(PROBLEM DESCRIPTION) Give back the data in full. Leave nothing out.
*** Opening LISTED RECORDS ***
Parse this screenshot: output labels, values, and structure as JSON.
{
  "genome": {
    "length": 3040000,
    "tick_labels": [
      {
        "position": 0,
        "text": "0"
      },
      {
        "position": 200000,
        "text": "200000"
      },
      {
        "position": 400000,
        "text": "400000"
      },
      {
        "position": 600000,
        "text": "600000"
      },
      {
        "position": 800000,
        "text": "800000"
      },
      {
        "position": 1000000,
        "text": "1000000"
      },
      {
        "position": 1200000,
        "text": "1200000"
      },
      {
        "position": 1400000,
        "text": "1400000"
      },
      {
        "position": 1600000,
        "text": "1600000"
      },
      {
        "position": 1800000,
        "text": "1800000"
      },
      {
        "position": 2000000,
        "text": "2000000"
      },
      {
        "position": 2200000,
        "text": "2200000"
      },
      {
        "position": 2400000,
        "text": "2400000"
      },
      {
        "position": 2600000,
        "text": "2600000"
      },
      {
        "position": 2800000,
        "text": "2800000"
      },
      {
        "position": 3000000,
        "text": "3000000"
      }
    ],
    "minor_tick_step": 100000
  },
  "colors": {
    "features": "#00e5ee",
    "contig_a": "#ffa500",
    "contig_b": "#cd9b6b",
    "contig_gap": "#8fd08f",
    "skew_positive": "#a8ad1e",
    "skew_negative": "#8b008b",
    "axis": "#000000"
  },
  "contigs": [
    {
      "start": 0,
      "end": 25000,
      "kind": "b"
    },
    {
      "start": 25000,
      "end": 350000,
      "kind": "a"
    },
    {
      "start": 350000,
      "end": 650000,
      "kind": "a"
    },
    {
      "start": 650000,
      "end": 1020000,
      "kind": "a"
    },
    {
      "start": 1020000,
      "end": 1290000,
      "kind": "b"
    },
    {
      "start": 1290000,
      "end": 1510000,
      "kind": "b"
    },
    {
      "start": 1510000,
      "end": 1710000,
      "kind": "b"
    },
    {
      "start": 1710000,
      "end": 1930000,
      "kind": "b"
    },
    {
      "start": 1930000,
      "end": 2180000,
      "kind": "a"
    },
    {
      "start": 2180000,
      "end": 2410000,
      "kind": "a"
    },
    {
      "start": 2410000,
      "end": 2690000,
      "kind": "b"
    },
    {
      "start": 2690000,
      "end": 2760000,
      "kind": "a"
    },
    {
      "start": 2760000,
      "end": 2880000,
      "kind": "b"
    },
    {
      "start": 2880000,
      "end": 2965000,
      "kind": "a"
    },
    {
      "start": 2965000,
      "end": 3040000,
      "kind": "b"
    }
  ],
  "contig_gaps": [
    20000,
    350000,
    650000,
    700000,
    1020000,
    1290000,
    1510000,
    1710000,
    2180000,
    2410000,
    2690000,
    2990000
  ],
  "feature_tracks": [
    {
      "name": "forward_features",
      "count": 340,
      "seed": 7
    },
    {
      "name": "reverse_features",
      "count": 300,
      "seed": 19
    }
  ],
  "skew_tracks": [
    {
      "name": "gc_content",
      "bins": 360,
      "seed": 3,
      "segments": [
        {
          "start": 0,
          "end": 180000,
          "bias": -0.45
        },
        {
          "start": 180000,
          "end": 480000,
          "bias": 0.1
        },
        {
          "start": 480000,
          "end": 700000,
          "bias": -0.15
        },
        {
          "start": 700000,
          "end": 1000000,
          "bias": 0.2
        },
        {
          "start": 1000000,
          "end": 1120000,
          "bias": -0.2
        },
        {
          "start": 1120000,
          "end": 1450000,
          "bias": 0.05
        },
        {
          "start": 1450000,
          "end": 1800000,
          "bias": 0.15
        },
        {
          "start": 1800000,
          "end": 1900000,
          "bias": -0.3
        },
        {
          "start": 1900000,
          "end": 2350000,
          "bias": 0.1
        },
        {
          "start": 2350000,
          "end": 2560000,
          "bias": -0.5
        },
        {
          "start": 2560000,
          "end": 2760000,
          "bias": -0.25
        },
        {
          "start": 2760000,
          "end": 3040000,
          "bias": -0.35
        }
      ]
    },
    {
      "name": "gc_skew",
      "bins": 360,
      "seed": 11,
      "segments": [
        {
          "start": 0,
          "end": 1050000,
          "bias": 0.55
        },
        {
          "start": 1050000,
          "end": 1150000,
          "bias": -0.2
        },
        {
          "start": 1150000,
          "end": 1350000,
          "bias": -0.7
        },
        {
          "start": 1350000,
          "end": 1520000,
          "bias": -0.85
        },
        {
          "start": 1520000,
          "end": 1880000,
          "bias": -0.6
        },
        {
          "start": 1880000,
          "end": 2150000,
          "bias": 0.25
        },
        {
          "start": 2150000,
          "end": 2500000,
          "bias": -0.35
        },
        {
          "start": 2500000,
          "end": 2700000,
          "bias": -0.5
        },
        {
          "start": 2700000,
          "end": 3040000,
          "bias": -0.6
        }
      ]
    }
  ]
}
*** Closing LISTED RECORDS ***
(PROBLEM SOLUTION)
Parse this screenshot: output labels, values, and structure as JSON.
{
  "genome": {
    "length": 3040000,
    "tick_labels": [
      {
        "position": 0,
        "text": "0"
      },
      {
        "position": 200000,
        "text": "200000"
      },
      {
        "position": 400000,
        "text": "400000"
      },
      {
        "position": 600000,
        "text": "600000"
      },
      {
        "position": 800000,
        "text": "800000"
      },
      {
        "position": 1000000,
        "text": "1000000"
      },
      {
        "position": 1200000,
        "text": "1200000"
      },
      {
        "position": 1400000,
        "text": "1400000"
      },
      {
        "position": 1600000,
        "text": "1600000"
      },
      {
        "position": 1800000,
        "text": "1800000"
      },
      {
        "position": 2000000,
        "text": "2000000"
      },
      {
        "position": 2200000,
        "text": "2200000"
      },
      {
        "position": 2400000,
        "text": "2400000"
      },
      {
        "position": 2600000,
        "text": "2600000"
      },
      {
        "position": 2800000,
        "text": "2800000"
      },
      {
        "position": 3000000,
        "text": "3000000"
      }
    ],
    "minor_tick_step": 100000
  },
  "colors": {
    "features": "#00e5ee",
    "contig_a": "#ffa500",
    "contig_b": "#cd9b6b",
    "contig_gap": "#8fd08f",
    "skew_positive": "#a8ad1e",
    "skew_negative": "#8b008b",
    "axis": "#000000"
  },
  "contigs": [
    {
      "start": 0,
      "end": 25000,
      "kind": "b"
    },
    {
      "start": 25000,
      "end": 350000,
      "kind": "a"
    },
    {
      "start": 350000,
      "end": 650000,
      "kind": "a"
    },
    {
      "start": 650000,
      "end": 1020000,
      "kind": "a"
    },
    {
      "start": 1020000,
      "end": 1290000,
      "kind": "b"
    },
    {
      "start": 1290000,
      "end": 1510000,
      "kind": "b"
    },
    {
      "start": 1510000,
      "end": 1710000,
      "kind": "b"
    },
    {
      "start": 1710000,
      "end": 1930000,
      "kind": "b"
    },
    {
      "start": 1930000,
      "end": 2180000,
      "kind": "a"
    },
    {
      "start": 2180000,
      "end": 2410000,
      "kind": "a"
    },
    {
      "start": 2410000,
      "end": 2690000,
      "kind": "b"
    },
    {
      "start": 2690000,
      "end": 2760000,
      "kind": "a"
    },
    {
      "start": 2760000,
      "end": 2880000,
      "kind": "b"
    },
    {
      "start": 2880000,
      "end": 2965000,
      "kind": "a"
    },
    {
      "start": 2965000,
      "end": 3040000,
      "kind": "b"
    }
  ],
  "contig_gaps": [
    20000,
    350000,
    650000,
    700000,
    1020000,
    1290000,
    1510000,
    1710000,
    2180000,
    2410000,
    2690000,
    2990000
  ],
  "feature_tracks": [
    {
      "name": "forward_features",
      "count": 340,
      "seed": 7
    },
    {
      "name": "reverse_features",
      "count": 300,
      "seed": 19
    }
  ],
  "skew_tracks": [
    {
      "name": "gc_content",
      "bins": 360,
      "seed": 3,
      "segments": [
        {
          "start": 0,
          "end": 180000,
          "bias": -0.45
        },
        {
          "start": 180000,
          "end": 480000,
          "bias": 0.1
        },
        {
          "start": 480000,
          "end": 700000,
          "bias": -0.15
        },
        {
          "start": 700000,
          "end": 1000000,
          "bias": 0.2
        },
        {
          "start": 1000000,
          "end": 1120000,
          "bias": -0.2
        },
        {
          "start": 1120000,
          "end": 1450000,
          "bias": 0.05
        },
        {
          "start": 1450000,
          "end": 1800000,
          "bias": 0.15
        },
        {
          "start": 1800000,
          "end": 1900000,
          "bias": -0.3
        },
        {
          "start": 1900000,
          "end": 2350000,
          "bias": 0.1
        },
        {
          "start": 2350000,
          "end": 2560000,
          "bias": -0.5
        },
        {
          "start": 2560000,
          "end": 2760000,
          "bias": -0.25
        },
        {
          "start": 2760000,
          "end": 3040000,
          "bias": -0.35
        }
      ]
    },
    {
      "name": "gc_skew",
      "bins": 360,
      "seed": 11,
      "segments": [
        {
          "start": 0,
          "end": 1050000,
          "bias": 0.55
        },
        {
          "start": 1050000,
          "end": 1150000,
          "bias": -0.2
        },
        {
          "start": 1150000,
          "end": 1350000,
          "bias": -0.7
        },
        {
          "start": 1350000,
          "end": 1520000,
          "bias": -0.85
        },
        {
          "start": 1520000,
          "end": 1880000,
          "bias": -0.6
        },
        {
          "start": 1880000,
          "end": 2150000,
          "bias": 0.25
        },
        {
          "start": 2150000,
          "end": 2500000,
          "bias": -0.35
        },
        {
          "start": 2500000,
          "end": 2700000,
          "bias": -0.5
        },
        {
          "start": 2700000,
          "end": 3040000,
          "bias": -0.6
        }
      ]
    }
  ]
}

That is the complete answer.